== TASK BRIEF ==
Within the listing below, the lines containing "complex" are to be counted. Give the number only.

== DATA SHOWN ==
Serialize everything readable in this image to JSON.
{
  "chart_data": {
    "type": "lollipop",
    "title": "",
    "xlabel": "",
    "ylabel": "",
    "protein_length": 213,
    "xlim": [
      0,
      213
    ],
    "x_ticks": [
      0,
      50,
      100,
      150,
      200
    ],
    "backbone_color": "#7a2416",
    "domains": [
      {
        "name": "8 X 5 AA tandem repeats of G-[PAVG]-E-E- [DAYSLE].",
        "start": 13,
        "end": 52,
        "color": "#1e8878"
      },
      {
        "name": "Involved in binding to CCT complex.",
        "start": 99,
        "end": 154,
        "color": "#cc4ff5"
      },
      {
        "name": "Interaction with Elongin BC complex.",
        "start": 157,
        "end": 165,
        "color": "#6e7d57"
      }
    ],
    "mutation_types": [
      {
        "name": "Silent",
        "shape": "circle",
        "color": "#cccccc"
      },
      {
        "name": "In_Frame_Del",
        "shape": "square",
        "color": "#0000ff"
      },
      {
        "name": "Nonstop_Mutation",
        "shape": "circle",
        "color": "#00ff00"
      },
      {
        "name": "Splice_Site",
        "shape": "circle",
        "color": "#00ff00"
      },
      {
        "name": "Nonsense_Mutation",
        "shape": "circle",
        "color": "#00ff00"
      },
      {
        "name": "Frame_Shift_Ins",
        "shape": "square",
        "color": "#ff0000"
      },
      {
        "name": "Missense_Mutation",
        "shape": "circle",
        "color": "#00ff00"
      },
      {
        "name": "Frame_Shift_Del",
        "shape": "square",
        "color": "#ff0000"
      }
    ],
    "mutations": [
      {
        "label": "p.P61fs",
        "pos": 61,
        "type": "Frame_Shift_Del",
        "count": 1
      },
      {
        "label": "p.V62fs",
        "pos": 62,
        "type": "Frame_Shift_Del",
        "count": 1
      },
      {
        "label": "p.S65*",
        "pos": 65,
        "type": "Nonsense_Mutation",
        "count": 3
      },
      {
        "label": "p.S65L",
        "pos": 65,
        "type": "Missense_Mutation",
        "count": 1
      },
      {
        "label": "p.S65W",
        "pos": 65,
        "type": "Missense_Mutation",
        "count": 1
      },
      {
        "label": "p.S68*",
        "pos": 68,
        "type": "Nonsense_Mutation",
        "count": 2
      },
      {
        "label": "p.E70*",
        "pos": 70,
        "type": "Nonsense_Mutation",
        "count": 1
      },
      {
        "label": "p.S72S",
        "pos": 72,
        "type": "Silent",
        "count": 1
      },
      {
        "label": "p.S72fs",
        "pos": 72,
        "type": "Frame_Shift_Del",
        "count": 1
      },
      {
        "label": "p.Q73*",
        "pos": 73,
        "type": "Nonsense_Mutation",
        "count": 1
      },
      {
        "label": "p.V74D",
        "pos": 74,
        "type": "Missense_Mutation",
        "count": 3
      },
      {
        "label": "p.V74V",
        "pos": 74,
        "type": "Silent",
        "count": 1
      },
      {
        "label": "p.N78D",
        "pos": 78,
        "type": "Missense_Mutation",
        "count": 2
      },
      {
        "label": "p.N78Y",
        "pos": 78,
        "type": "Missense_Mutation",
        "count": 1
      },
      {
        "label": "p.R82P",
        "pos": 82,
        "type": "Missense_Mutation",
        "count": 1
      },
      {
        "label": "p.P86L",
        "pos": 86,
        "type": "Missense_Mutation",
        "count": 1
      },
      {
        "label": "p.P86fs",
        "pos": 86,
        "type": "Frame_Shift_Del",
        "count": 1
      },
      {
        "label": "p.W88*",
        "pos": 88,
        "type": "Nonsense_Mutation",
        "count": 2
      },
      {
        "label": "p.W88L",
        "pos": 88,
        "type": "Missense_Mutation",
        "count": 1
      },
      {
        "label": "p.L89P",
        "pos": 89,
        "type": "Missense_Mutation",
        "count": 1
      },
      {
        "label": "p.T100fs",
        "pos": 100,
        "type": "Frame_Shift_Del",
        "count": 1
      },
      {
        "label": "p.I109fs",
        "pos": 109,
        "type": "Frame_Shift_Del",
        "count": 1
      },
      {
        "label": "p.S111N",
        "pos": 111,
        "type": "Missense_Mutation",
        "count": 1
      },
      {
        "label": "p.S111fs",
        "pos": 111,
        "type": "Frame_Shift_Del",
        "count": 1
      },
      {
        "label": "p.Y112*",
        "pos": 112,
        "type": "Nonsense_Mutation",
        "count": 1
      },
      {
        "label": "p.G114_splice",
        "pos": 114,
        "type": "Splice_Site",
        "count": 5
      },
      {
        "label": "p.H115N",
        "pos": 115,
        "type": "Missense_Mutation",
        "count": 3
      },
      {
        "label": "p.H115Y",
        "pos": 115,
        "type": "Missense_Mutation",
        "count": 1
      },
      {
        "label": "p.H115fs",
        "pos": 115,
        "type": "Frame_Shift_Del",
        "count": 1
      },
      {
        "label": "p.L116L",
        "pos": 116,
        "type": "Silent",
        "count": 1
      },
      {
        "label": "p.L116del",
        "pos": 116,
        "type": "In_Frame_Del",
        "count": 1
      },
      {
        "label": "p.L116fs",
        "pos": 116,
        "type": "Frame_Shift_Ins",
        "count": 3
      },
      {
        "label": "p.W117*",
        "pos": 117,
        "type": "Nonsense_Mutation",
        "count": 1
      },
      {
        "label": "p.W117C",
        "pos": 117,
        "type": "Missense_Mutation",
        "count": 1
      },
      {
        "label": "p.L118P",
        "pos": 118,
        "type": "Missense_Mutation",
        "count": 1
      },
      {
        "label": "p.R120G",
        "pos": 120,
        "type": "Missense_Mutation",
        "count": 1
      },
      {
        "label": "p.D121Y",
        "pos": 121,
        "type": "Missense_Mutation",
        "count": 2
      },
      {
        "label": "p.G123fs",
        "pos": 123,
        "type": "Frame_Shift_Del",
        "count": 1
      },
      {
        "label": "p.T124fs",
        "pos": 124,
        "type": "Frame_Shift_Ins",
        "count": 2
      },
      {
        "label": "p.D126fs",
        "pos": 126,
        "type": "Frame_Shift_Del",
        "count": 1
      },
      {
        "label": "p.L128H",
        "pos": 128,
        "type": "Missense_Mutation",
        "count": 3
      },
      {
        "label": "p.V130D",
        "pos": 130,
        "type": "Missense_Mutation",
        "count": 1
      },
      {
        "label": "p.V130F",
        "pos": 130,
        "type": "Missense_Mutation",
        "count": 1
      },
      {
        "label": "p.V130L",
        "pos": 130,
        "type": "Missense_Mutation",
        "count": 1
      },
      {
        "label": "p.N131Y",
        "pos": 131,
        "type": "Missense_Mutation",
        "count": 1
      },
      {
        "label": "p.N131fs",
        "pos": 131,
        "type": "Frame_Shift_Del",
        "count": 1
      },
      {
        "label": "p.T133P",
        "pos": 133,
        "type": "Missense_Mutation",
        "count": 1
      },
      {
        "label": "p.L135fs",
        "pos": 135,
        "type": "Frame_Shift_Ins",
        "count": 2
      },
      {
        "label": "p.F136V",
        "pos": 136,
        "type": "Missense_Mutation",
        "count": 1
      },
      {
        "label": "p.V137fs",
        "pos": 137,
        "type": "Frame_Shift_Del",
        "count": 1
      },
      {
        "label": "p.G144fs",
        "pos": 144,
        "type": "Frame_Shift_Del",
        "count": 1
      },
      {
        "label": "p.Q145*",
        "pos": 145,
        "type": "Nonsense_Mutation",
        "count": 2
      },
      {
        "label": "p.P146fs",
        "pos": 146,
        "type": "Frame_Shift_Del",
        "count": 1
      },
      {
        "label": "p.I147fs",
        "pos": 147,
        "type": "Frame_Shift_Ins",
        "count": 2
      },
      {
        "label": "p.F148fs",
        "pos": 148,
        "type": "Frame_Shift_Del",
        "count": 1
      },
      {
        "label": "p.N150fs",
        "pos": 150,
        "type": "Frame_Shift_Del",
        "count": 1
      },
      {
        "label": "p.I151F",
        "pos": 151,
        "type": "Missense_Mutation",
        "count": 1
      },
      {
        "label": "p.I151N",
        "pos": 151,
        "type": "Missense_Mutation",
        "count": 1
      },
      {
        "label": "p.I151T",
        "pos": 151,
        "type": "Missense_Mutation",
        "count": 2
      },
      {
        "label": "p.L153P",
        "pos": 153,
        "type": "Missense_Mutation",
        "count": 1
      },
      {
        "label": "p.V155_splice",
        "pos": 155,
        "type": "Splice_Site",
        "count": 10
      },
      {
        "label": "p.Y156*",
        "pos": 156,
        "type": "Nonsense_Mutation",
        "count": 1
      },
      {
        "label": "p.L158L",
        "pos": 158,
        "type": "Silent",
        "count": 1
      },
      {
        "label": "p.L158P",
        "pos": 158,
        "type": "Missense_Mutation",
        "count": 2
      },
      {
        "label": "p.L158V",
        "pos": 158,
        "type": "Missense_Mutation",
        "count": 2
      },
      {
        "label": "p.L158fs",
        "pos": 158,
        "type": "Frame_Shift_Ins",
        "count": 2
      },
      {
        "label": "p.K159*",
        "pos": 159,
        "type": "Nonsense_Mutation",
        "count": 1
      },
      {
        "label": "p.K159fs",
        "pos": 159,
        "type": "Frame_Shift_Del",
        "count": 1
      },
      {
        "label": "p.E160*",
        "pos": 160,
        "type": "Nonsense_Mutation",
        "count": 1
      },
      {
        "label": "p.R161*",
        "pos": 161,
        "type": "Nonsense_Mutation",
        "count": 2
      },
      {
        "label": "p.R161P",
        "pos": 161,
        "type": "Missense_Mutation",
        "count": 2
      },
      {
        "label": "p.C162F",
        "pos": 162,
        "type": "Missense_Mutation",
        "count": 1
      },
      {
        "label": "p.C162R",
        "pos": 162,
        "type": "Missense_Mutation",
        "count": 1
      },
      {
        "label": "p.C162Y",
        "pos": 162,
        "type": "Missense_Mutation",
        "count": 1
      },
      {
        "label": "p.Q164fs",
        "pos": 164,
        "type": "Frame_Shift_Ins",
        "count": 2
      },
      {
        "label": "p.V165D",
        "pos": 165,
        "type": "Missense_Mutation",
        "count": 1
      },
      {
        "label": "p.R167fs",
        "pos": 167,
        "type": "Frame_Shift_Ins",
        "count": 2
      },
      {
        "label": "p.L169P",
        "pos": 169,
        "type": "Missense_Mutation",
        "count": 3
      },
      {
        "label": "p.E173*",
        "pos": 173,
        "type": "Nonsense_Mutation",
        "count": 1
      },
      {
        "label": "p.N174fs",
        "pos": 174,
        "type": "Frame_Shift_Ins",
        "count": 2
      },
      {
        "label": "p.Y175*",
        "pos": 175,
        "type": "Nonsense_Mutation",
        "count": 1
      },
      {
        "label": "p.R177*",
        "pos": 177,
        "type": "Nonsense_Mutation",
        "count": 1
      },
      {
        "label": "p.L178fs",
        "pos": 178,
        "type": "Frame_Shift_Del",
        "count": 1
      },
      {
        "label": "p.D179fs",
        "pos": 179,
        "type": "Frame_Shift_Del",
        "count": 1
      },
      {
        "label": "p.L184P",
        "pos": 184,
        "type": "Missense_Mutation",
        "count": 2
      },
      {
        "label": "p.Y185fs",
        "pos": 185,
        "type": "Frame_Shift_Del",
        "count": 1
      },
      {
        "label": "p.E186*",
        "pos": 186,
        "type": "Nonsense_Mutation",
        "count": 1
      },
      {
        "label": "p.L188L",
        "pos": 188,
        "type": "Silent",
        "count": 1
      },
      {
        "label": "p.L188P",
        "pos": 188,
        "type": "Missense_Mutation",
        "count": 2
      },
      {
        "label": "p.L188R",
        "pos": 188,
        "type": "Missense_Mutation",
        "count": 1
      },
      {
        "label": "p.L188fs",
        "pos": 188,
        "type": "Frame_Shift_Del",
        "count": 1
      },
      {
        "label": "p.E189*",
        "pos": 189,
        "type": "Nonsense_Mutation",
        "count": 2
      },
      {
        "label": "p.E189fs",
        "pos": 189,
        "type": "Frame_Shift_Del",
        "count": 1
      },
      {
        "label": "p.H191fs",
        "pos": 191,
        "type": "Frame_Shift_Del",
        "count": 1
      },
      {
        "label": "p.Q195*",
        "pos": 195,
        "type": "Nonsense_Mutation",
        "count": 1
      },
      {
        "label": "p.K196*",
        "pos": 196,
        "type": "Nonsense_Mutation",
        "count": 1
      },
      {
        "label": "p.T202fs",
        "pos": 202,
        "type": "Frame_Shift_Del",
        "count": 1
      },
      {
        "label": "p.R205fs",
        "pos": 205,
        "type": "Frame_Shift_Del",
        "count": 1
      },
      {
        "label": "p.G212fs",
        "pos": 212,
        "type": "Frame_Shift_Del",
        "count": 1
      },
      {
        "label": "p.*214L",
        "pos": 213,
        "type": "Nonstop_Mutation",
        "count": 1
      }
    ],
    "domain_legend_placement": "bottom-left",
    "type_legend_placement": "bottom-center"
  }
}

== EXERCISE SOLUTION ==
2